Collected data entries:
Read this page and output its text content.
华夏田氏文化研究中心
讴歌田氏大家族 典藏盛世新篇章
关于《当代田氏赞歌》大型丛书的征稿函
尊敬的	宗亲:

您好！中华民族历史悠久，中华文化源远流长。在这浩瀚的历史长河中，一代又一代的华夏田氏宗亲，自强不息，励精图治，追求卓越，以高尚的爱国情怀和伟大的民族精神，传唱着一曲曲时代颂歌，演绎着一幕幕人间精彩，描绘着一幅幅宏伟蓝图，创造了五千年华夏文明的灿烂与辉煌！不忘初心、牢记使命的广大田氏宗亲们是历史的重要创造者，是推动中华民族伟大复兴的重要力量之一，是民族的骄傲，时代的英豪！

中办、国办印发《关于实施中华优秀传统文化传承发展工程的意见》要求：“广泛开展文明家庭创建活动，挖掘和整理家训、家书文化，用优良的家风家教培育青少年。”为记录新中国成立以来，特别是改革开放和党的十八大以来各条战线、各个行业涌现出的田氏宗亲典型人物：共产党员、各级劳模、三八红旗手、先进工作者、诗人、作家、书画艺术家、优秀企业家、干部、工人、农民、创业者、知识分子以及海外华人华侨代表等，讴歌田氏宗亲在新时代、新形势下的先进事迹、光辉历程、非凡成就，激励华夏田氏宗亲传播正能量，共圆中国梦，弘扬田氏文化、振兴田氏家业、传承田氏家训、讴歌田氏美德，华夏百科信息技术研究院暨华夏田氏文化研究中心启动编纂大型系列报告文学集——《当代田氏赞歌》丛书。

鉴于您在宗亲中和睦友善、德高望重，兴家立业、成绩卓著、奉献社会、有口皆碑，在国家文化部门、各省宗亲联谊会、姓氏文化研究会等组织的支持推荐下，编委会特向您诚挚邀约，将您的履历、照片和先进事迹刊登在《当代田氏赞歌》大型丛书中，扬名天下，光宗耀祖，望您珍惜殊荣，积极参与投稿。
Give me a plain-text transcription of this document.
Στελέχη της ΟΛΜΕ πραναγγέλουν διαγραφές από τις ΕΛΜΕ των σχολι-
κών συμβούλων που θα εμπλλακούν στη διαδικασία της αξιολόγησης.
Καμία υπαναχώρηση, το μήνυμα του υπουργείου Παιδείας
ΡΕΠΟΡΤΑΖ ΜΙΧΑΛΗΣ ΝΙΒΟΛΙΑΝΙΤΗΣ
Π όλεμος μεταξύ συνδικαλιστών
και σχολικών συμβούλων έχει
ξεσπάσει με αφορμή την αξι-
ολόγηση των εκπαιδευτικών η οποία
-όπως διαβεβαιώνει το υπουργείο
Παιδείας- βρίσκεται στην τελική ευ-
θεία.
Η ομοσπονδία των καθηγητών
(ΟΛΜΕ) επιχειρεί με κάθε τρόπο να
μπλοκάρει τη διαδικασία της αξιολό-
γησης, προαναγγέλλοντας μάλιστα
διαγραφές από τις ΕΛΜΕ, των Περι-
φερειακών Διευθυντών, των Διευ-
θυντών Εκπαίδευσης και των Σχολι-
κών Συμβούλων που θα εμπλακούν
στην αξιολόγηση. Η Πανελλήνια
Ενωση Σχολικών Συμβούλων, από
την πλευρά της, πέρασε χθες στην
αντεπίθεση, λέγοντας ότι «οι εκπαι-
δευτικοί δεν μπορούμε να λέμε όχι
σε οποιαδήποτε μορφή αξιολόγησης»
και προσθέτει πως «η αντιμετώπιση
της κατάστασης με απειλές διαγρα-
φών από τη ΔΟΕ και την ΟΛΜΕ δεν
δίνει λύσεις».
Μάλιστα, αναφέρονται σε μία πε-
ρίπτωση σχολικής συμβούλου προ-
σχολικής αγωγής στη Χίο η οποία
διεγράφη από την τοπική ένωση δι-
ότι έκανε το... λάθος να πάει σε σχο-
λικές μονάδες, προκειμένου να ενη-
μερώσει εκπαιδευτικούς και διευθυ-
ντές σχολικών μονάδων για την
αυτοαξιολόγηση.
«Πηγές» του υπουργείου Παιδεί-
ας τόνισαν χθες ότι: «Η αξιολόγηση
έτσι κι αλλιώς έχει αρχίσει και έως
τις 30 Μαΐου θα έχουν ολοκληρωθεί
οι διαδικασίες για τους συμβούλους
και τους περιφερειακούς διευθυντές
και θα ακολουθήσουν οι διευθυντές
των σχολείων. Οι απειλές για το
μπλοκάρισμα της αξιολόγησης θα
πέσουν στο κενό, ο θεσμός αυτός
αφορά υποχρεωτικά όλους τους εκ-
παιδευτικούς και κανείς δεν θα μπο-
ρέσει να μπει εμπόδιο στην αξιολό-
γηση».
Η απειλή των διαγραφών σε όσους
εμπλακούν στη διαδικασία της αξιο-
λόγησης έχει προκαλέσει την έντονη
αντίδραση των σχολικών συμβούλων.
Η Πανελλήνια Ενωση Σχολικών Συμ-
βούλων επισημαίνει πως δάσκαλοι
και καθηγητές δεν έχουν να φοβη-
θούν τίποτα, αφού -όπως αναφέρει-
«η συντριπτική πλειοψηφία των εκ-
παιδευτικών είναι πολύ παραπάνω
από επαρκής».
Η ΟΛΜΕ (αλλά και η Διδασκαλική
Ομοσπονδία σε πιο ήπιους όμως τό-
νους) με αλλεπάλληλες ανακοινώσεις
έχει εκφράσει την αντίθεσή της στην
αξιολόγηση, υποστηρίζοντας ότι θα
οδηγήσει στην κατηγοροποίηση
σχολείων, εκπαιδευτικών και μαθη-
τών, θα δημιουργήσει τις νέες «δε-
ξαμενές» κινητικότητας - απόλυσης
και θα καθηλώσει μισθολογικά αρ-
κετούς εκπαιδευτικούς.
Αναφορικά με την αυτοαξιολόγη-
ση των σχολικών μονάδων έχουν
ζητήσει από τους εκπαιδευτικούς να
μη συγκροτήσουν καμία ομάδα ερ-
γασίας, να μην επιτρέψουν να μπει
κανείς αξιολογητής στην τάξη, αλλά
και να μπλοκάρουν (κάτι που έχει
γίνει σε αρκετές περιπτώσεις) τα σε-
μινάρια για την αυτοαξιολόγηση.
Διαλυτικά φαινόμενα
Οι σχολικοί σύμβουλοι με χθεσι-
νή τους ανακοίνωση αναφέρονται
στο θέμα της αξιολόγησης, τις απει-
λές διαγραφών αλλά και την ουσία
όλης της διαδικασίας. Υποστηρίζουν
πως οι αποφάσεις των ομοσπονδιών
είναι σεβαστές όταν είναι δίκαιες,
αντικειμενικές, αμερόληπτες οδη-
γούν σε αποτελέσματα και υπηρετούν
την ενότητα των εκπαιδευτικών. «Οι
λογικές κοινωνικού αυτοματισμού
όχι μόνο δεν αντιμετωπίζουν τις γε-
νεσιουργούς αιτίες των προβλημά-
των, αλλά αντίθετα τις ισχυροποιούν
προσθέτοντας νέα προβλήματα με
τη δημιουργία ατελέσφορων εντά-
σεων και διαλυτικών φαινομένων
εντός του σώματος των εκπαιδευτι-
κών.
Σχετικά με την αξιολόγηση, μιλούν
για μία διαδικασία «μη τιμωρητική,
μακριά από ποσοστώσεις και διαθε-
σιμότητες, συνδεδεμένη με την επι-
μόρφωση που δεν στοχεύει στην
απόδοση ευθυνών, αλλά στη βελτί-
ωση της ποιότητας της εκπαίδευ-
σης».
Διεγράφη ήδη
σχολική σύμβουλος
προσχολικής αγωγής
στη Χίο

▸ Problem to solve:
Find all lines where the word "αυτοαξιολόγηση" appears. Copy them.

▸ Answer to the exercise:
αυτοαξιολόγηση.
μινάρια για την αυτοαξιολόγηση.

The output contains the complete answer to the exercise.